**STORED DATA:**
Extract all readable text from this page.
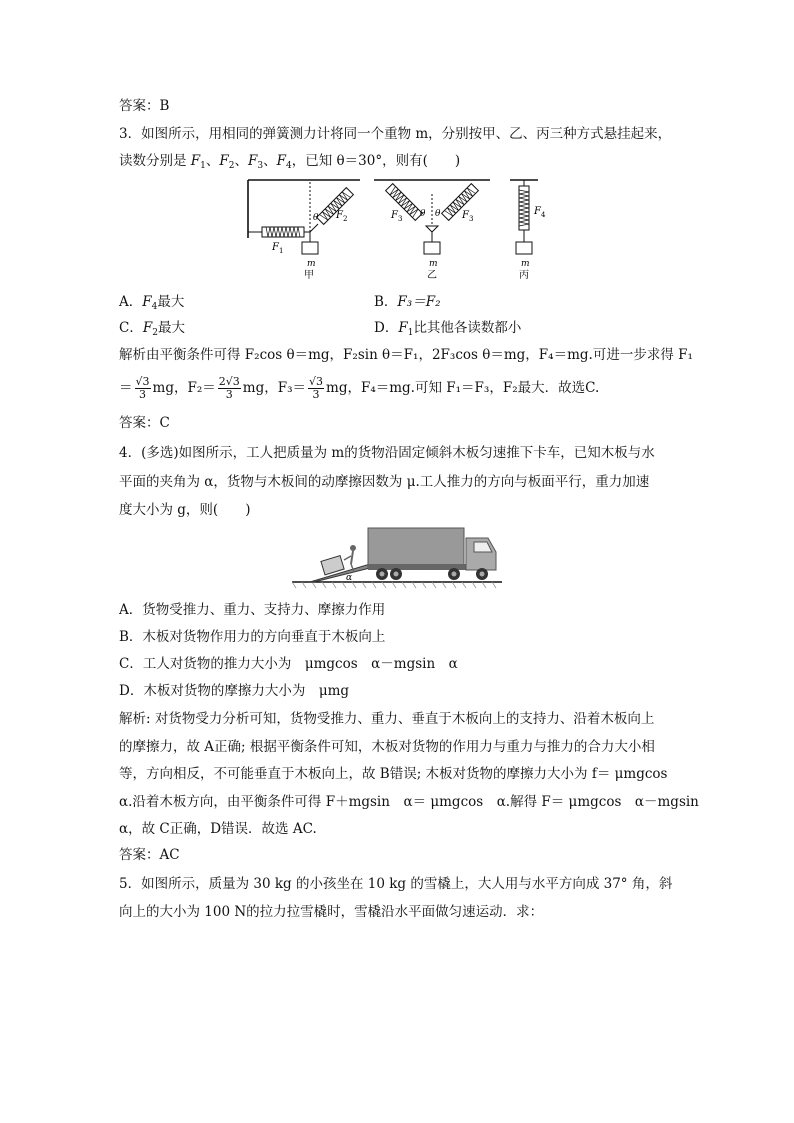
答案：B
3．如图所示，用相同的弹簧测力计将同一个重物 m，分别按甲、乙、丙三种方式悬挂起来，
读数分别是 $F_1$、$F_2$、$F_3$、$F_4$，已知 θ＝30°，则有(　　)
θ F 2
F 1
m
甲
θ θ
F 3	F 3
m
乙
F 4
m
丙
A．$F_4$最大	B．F₃＝F₂
C．$F_2$最大	D．$F_1$比其他各读数都小
解析由平衡条件可得 F₂cos θ＝mg，F₂sin θ＝F₁，2F₃cos θ＝mg，F₄＝mg.可进一步求得 F₁
＝ $\frac{√3}{3}$ mg，$F_2= \frac{2√3}{3}$ mg，$F_3= \frac{√3}{3}$ mg，F₄＝mg.可知 F₁＝F₃，F₂最大．故选C.
答案：C
4．(多选)如图所示，工人把质量为 m的货物沿固定倾斜木板匀速推下卡车，已知木板与水
平面的夹角为 α，货物与木板间的动摩擦因数为 μ.工人推力的方向与板面平行，重力加速
度大小为 g，则(　　)
α
A．货物受推力、重力、支持力、摩擦力作用
B．木板对货物作用力的方向垂直于木板向上
C．工人对货物的推力大小为　μmgcos　α－mgsin　α
D．木板对货物的摩擦力大小为　μmg
解析: 对货物受力分析可知，货物受推力、重力、垂直于木板向上的支持力、沿着木板向上
的摩擦力，故 A正确; 根据平衡条件可知，木板对货物的作用力与重力与推力的合力大小相
等，方向相反，不可能垂直于木板向上，故 B错误; 木板对货物的摩擦力大小为 f＝ μmgcos
α.沿着木板方向，由平衡条件可得 F＋mgsin　α＝ μmgcos　α.解得 F＝ μmgcos　α－mgsin
α，故 C正确，D错误．故选 AC.
答案：AC
5．如图所示，质量为 30 kg 的小孩坐在 10 kg 的雪橇上，大人用与水平方向成 37° 角，斜
向上的大小为 100 N的拉力拉雪橇时，雪橇沿水平面做匀速运动．求：
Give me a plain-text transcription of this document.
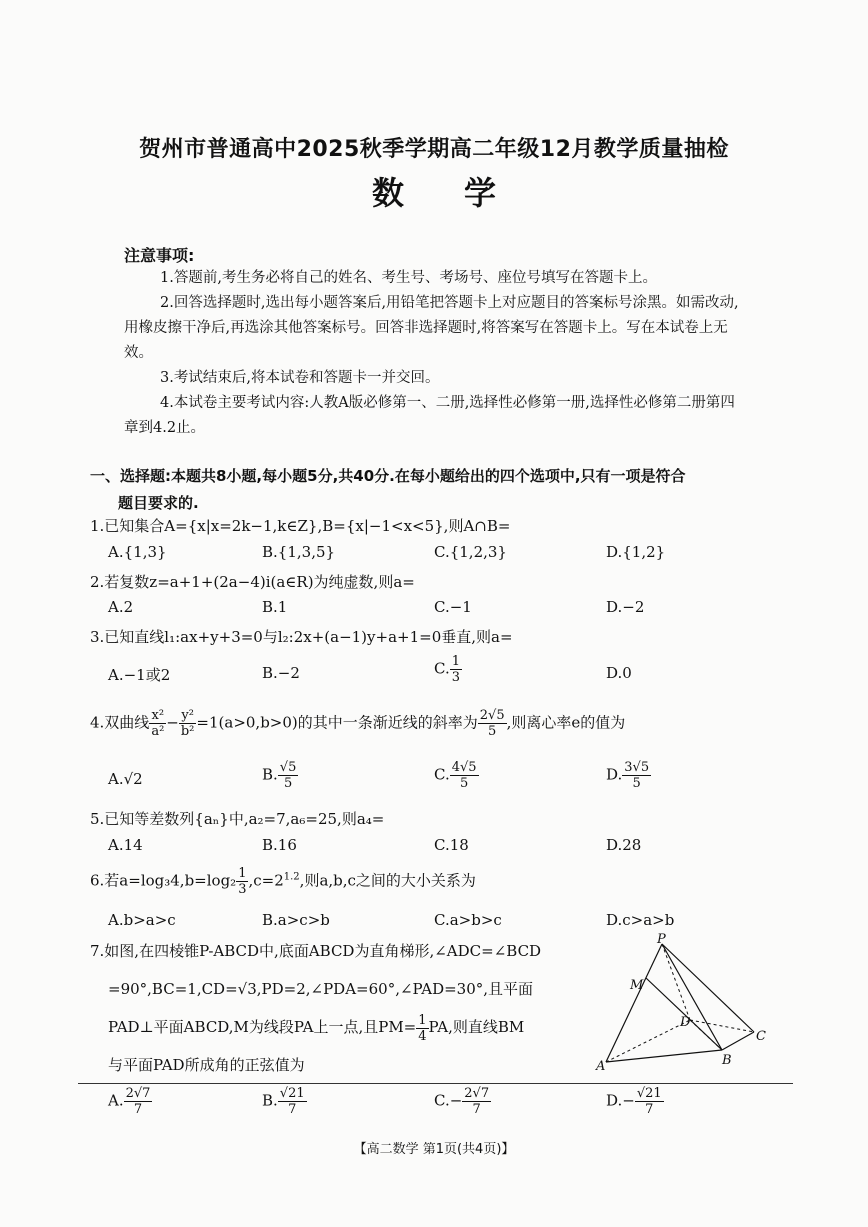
贺州市普通高中2025秋季学期高二年级12月教学质量抽检
数学
注意事项:
1.答题前,考生务必将自己的姓名、考生号、考场号、座位号填写在答题卡上。
2.回答选择题时,选出每小题答案后,用铅笔把答题卡上对应题目的答案标号涂黑。如需改动,用橡皮擦干净后,再选涂其他答案标号。回答非选择题时,将答案写在答题卡上。写在本试卷上无效。
3.考试结束后,将本试卷和答题卡一并交回。
4.本试卷主要考试内容:人教A版必修第一、二册,选择性必修第一册,选择性必修第二册第四章到4.2止。
一、选择题:本题共8小题,每小题5分,共40分.在每小题给出的四个选项中,只有一项是符合
题目要求的.
1.已知集合A={x|x=2k−1,k∈Z},B={x|−1<x<5},则A∩B=
A.{1,3}	B.{1,3,5}	C.{1,2,3}	D.{1,2}
2.若复数z=a+1+(2a−4)i(a∈R)为纯虚数,则a=
A.2	B.1	C.−1	D.−2
3.已知直线l₁:ax+y+3=0与l₂:2x+(a−1)y+a+1=0垂直,则a=
A.−1或2	B.−2	C. $\frac{1}{3}$	D.0
4.双曲线 $\frac{\text{x²}}{\text{a²}} - \frac{\text{y²}}{\text{b²}} =1(a>0,b>0)$的其中一条渐近线的斜率为 $\frac{2√5}{5}$ ,则离心率e的值为
A.√2	B. $\frac{√5}{5}$	C. $\frac{4√5}{5}$	D. $\frac{3√5}{5}$
5.已知等差数列{aₙ}中,a₂=7,a₆=25,则a₄=
A.14	B.16	C.18	D.28
6.若$a=\log_34,b=\log_2 \frac{1}{3} ,c=2^{1.2}$,则a,b,c之间的大小关系为
A.b>a>c	B.a>c>b	C.a>b>c	D.c>a>b
7.如图,在四棱锥P-ABCD中,底面ABCD为直角梯形,∠ADC=∠BCD
=90°,BC=1,CD=√3,PD=2,∠PDA=60°,∠PAD=30°,且平面
PAD⊥平面ABCD,M为线段PA上一点,且$PM= \frac{1}{4}$ PA,则直线BM
与平面PAD所成角的正弦值为
P
M
D
C
A	B
A. $\frac{2√7}{7}$	B. $\frac{√21}{7}$	$C.- \frac{2√7}{7}$	$D.- \frac{√21}{7}$
【高二数学 第1页(共4页)】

**TASK:** Search the data for the string "this" and copy each line where it appears.

**RESPONSE TO THE EXERCISE:**
Extract all readable text from this page.
Give me a plain-text transcription of this document.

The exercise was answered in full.